**Exercise objective**. In the mailing-list message on using size_t for string lengths, which section of the C89 spec is cited?

**Source excerpt**.
□ □ □

Re: on memory usage with the 64bit patch, and interpretation of various numbers

From: Nikita Popov Date: Wed, 14 May 2014 18:48:34 +0000

Subject: Re: on memory usage with the 64bit patch, and interpretation of various numbers

References: 1 Groups: php.internals

Request: Send a blank email to internals+get-74209@lists.php.net to get a copy of this message

On Wed, May 14, 2014 at 6:39 PM, Pierre Joye <pierre.php@gmail.com> wrote:

> ## Rationale for size_t (string lengths):
>
> This has significant advantages. There are some costs to doing it, but
> they are not as significant as they may appear on the surface. Let's
> dive into it:
>
> ### It's The Correct Data Type
>
> The C89 spec indicates in 3.3.3.4 (
> http://port70.net/~nsz/c/c89/rationale/c3.html#size-95t-3-3-3-4
> ) that
> the size_t type was created specifically for usage in this context. It
> is always, 100% guaranteed to be able to hold the bounds of every
> possible array element. Strings in C are simply char arrays.
> Therefore, the correct data type to use for string sizes (which really
> are just an offset qualifier) is size_t.
>

I don't have a copy of the C standard handy, so I'll quote what C++ has to
say on size_t:

> The type size_t is an implementation-defined unsigned integer type that
is large enough to contain the size in bytes of any object

So a size_t type can contain the size of *any* object. If we want to
support *any* object, then we must use the size_t type, that's correct.

□ □ □

**Extracted entries**.
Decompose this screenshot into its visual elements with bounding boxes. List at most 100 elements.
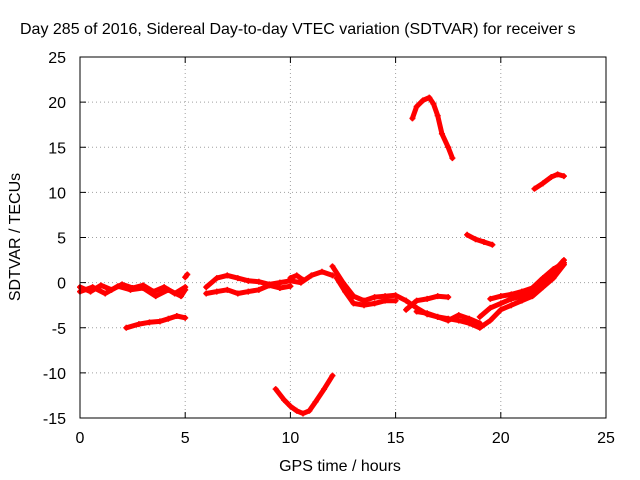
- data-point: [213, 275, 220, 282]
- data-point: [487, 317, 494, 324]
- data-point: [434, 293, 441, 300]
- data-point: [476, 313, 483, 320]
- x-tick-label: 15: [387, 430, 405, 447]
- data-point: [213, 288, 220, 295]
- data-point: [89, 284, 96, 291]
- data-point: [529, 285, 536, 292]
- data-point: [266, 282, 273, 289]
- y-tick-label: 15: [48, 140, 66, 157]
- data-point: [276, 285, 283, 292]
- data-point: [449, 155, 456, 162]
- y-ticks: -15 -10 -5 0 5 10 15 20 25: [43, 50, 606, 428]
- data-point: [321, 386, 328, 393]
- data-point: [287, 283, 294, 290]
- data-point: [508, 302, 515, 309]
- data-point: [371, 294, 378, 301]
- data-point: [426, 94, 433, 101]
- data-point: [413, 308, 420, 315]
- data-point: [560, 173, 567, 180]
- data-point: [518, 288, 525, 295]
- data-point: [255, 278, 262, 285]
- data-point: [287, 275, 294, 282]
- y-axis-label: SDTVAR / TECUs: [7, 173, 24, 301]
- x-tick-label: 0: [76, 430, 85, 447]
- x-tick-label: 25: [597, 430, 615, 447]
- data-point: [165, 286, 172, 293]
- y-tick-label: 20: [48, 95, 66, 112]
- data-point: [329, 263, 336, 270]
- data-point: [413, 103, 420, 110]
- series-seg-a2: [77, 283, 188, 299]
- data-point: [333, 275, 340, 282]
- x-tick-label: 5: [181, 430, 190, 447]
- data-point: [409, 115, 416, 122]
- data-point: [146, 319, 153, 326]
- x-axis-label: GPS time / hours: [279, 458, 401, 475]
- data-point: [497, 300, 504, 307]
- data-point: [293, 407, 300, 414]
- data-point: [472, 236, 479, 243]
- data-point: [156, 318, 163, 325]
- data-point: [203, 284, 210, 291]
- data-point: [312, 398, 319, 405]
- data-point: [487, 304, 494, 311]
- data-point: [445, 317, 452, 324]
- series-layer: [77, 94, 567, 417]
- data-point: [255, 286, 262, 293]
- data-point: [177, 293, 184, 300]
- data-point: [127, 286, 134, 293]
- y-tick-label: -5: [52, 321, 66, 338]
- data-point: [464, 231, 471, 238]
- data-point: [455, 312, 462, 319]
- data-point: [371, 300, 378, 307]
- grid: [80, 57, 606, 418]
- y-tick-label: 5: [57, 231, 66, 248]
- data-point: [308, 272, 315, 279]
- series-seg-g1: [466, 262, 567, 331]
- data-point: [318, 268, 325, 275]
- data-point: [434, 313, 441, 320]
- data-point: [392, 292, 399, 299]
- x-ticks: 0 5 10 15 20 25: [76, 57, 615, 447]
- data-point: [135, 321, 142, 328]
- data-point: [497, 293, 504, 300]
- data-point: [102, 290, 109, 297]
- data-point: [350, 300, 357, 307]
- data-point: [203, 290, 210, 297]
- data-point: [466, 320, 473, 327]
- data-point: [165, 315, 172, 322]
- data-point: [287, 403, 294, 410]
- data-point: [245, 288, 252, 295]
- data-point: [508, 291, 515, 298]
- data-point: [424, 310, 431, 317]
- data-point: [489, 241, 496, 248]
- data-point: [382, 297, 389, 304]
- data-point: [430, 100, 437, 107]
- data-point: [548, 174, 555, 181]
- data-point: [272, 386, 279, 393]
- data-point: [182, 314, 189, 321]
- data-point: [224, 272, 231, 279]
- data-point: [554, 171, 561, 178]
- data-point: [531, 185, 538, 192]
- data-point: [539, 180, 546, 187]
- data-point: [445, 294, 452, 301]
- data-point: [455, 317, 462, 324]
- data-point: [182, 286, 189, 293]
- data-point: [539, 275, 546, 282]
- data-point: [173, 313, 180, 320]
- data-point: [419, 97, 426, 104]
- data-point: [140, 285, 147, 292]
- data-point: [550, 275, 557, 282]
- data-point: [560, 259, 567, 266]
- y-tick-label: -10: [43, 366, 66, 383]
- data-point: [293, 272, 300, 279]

□ □ □

**Task solution**. Section 3.3.3.4